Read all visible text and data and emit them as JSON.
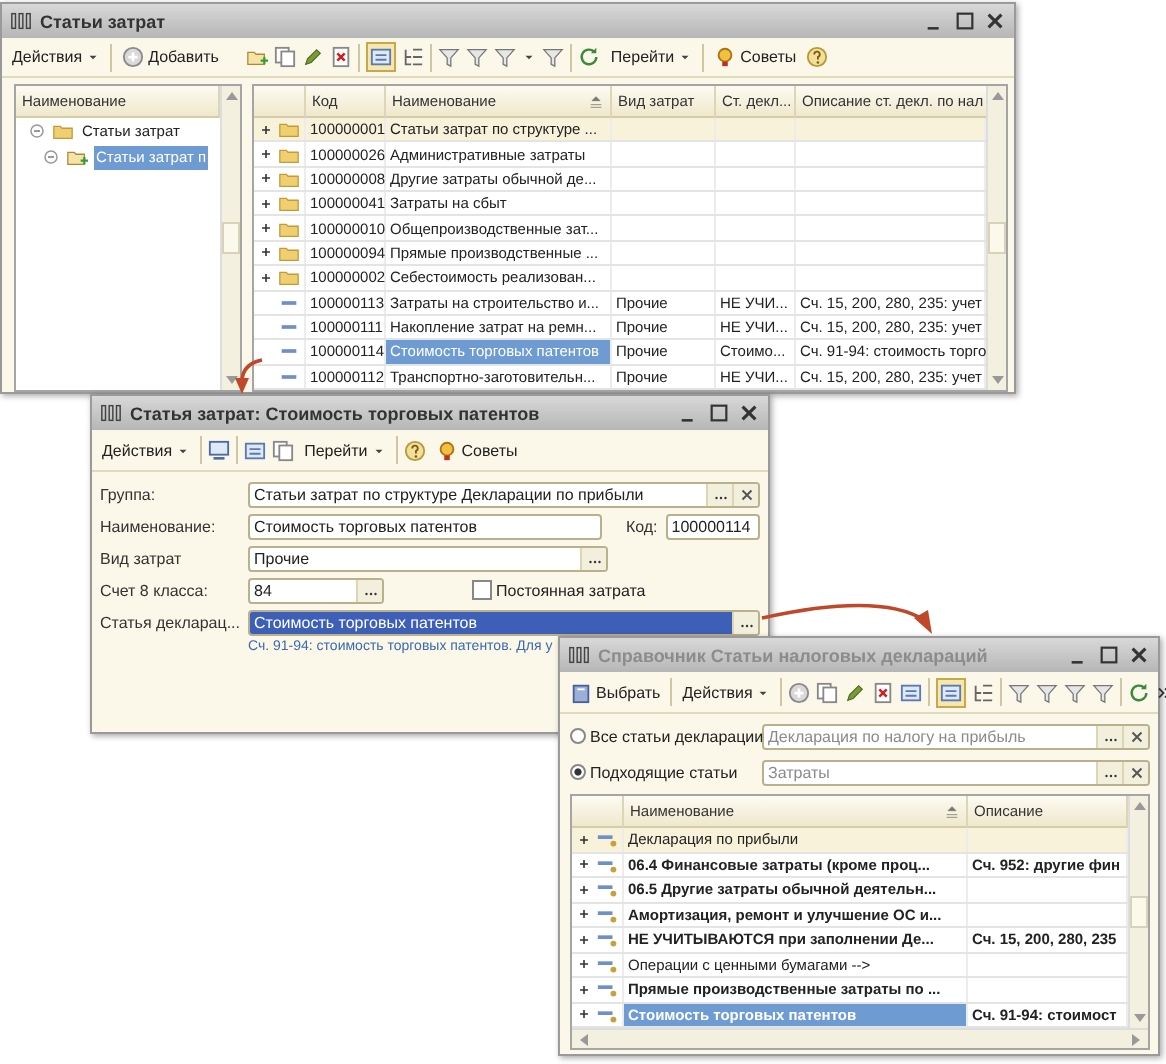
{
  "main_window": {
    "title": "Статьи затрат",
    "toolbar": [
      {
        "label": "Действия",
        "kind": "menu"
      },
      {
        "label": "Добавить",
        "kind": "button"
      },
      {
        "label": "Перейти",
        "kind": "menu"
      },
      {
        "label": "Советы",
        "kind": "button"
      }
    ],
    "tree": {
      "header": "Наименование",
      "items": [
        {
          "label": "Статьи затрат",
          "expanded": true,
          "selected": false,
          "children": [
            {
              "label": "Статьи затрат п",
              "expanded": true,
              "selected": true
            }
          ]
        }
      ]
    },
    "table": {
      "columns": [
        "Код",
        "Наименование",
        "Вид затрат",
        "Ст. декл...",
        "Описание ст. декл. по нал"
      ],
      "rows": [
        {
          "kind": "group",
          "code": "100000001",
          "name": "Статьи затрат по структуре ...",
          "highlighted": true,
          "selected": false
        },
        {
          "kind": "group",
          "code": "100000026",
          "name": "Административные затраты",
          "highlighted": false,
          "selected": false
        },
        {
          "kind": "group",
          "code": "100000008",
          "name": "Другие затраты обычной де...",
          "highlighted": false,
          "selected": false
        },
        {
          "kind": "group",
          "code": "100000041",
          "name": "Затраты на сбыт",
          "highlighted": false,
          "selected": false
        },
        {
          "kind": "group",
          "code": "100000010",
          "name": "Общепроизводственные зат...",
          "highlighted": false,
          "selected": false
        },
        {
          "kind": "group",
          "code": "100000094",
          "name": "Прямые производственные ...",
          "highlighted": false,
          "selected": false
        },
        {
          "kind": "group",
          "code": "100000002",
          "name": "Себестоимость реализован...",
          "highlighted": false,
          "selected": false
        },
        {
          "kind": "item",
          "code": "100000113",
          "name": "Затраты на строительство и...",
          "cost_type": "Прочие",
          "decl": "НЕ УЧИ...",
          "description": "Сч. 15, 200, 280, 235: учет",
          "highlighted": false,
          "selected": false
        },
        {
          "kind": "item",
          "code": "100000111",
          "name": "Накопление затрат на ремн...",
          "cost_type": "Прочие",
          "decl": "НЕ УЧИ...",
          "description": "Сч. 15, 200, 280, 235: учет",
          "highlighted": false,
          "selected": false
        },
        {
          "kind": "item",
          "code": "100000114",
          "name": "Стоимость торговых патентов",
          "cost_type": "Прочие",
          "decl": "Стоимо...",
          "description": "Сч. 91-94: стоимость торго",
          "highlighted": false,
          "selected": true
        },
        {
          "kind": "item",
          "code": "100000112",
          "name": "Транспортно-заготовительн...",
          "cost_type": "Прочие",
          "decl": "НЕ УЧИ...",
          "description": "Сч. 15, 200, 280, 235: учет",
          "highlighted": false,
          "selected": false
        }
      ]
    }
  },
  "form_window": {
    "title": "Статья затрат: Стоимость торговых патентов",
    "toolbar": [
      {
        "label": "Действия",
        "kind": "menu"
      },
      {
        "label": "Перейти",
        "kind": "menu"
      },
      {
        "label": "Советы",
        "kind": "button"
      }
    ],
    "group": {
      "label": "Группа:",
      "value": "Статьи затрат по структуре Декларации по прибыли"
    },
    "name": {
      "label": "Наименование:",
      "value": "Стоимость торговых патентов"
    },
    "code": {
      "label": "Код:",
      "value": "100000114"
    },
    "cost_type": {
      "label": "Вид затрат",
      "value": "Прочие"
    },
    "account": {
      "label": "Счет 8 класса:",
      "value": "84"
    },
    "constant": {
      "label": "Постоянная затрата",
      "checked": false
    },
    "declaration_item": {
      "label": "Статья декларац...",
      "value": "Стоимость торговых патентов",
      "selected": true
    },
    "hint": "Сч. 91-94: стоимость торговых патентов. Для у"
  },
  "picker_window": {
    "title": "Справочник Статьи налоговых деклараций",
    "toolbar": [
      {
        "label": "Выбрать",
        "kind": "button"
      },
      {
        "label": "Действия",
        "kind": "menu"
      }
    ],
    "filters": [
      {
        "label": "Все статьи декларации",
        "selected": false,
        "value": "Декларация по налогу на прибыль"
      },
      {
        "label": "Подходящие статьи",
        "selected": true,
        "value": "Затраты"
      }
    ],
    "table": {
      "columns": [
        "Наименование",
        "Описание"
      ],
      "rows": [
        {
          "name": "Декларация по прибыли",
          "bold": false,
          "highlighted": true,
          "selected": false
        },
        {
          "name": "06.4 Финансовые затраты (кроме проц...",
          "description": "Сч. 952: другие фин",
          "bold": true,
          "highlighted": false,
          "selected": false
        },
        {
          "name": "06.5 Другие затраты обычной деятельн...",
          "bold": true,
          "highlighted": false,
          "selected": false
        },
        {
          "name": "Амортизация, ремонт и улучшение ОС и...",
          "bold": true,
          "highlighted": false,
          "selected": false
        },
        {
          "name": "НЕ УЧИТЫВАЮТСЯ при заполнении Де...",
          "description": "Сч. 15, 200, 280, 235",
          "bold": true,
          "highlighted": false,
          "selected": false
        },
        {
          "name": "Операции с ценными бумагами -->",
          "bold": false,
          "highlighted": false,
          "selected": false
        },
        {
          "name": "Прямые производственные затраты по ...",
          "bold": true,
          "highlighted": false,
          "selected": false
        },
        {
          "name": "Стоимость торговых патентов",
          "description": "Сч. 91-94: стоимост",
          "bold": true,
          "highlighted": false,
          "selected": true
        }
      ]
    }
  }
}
**********
» **The request**:
Without the pictures, restate each entry exactly.

» **Answer to the task**:
Read all visible text and data and emit them as JSON.
{
  "main_window": {
    "title": "Статьи затрат",
    "toolbar": [
      {
        "label": "Действия",
        "kind": "menu"
      },
      {
        "label": "Добавить",
        "kind": "button"
      },
      {
        "label": "Перейти",
        "kind": "menu"
      },
      {
        "label": "Советы",
        "kind": "button"
      }
    ],
    "tree": {
      "header": "Наименование",
      "items": [
        {
          "label": "Статьи затрат",
          "expanded": true,
          "selected": false,
          "children": [
            {
              "label": "Статьи затрат п",
              "expanded": true,
              "selected": true
            }
          ]
        }
      ]
    },
    "table": {
      "columns": [
        "Код",
        "Наименование",
        "Вид затрат",
        "Ст. декл...",
        "Описание ст. декл. по нал"
      ],
      "rows": [
        {
          "kind": "group",
          "code": "100000001",
          "name": "Статьи затрат по структуре ...",
          "highlighted": true,
          "selected": false
        },
        {
          "kind": "group",
          "code": "100000026",
          "name": "Административные затраты",
          "highlighted": false,
          "selected": false
        },
        {
          "kind": "group",
          "code": "100000008",
          "name": "Другие затраты обычной де...",
          "highlighted": false,
          "selected": false
        },
        {
          "kind": "group",
          "code": "100000041",
          "name": "Затраты на сбыт",
          "highlighted": false,
          "selected": false
        },
        {
          "kind": "group",
          "code": "100000010",
          "name": "Общепроизводственные зат...",
          "highlighted": false,
          "selected": false
        },
        {
          "kind": "group",
          "code": "100000094",
          "name": "Прямые производственные ...",
          "highlighted": false,
          "selected": false
        },
        {
          "kind": "group",
          "code": "100000002",
          "name": "Себестоимость реализован...",
          "highlighted": false,
          "selected": false
        },
        {
          "kind": "item",
          "code": "100000113",
          "name": "Затраты на строительство и...",
          "cost_type": "Прочие",
          "decl": "НЕ УЧИ...",
          "description": "Сч. 15, 200, 280, 235: учет",
          "highlighted": false,
          "selected": false
        },
        {
          "kind": "item",
          "code": "100000111",
          "name": "Накопление затрат на ремн...",
          "cost_type": "Прочие",
          "decl": "НЕ УЧИ...",
          "description": "Сч. 15, 200, 280, 235: учет",
          "highlighted": false,
          "selected": false
        },
        {
          "kind": "item",
          "code": "100000114",
          "name": "Стоимость торговых патентов",
          "cost_type": "Прочие",
          "decl": "Стоимо...",
          "description": "Сч. 91-94: стоимость торго",
          "highlighted": false,
          "selected": true
        },
        {
          "kind": "item",
          "code": "100000112",
          "name": "Транспортно-заготовительн...",
          "cost_type": "Прочие",
          "decl": "НЕ УЧИ...",
          "description": "Сч. 15, 200, 280, 235: учет",
          "highlighted": false,
          "selected": false
        }
      ]
    }
  },
  "form_window": {
    "title": "Статья затрат: Стоимость торговых патентов",
    "toolbar": [
      {
        "label": "Действия",
        "kind": "menu"
      },
      {
        "label": "Перейти",
        "kind": "menu"
      },
      {
        "label": "Советы",
        "kind": "button"
      }
    ],
    "group": {
      "label": "Группа:",
      "value": "Статьи затрат по структуре Декларации по прибыли"
    },
    "name": {
      "label": "Наименование:",
      "value": "Стоимость торговых патентов"
    },
    "code": {
      "label": "Код:",
      "value": "100000114"
    },
    "cost_type": {
      "label": "Вид затрат",
      "value": "Прочие"
    },
    "account": {
      "label": "Счет 8 класса:",
      "value": "84"
    },
    "constant": {
      "label": "Постоянная затрата",
      "checked": false
    },
    "declaration_item": {
      "label": "Статья декларац...",
      "value": "Стоимость торговых патентов",
      "selected": true
    },
    "hint": "Сч. 91-94: стоимость торговых патентов. Для у"
  },
  "picker_window": {
    "title": "Справочник Статьи налоговых деклараций",
    "toolbar": [
      {
        "label": "Выбрать",
        "kind": "button"
      },
      {
        "label": "Действия",
        "kind": "menu"
      }
    ],
    "filters": [
      {
        "label": "Все статьи декларации",
        "selected": false,
        "value": "Декларация по налогу на прибыль"
      },
      {
        "label": "Подходящие статьи",
        "selected": true,
        "value": "Затраты"
      }
    ],
    "table": {
      "columns": [
        "Наименование",
        "Описание"
      ],
      "rows": [
        {
          "name": "Декларация по прибыли",
          "bold": false,
          "highlighted": true,
          "selected": false
        },
        {
          "name": "06.4 Финансовые затраты (кроме проц...",
          "description": "Сч. 952: другие фин",
          "bold": true,
          "highlighted": false,
          "selected": false
        },
        {
          "name": "06.5 Другие затраты обычной деятельн...",
          "bold": true,
          "highlighted": false,
          "selected": false
        },
        {
          "name": "Амортизация, ремонт и улучшение ОС и...",
          "bold": true,
          "highlighted": false,
          "selected": false
        },
        {
          "name": "НЕ УЧИТЫВАЮТСЯ при заполнении Де...",
          "description": "Сч. 15, 200, 280, 235",
          "bold": true,
          "highlighted": false,
          "selected": false
        },
        {
          "name": "Операции с ценными бумагами -->",
          "bold": false,
          "highlighted": false,
          "selected": false
        },
        {
          "name": "Прямые производственные затраты по ...",
          "bold": true,
          "highlighted": false,
          "selected": false
        },
        {
          "name": "Стоимость торговых патентов",
          "description": "Сч. 91-94: стоимост",
          "bold": true,
          "highlighted": false,
          "selected": true
        }
      ]
    }
  }
}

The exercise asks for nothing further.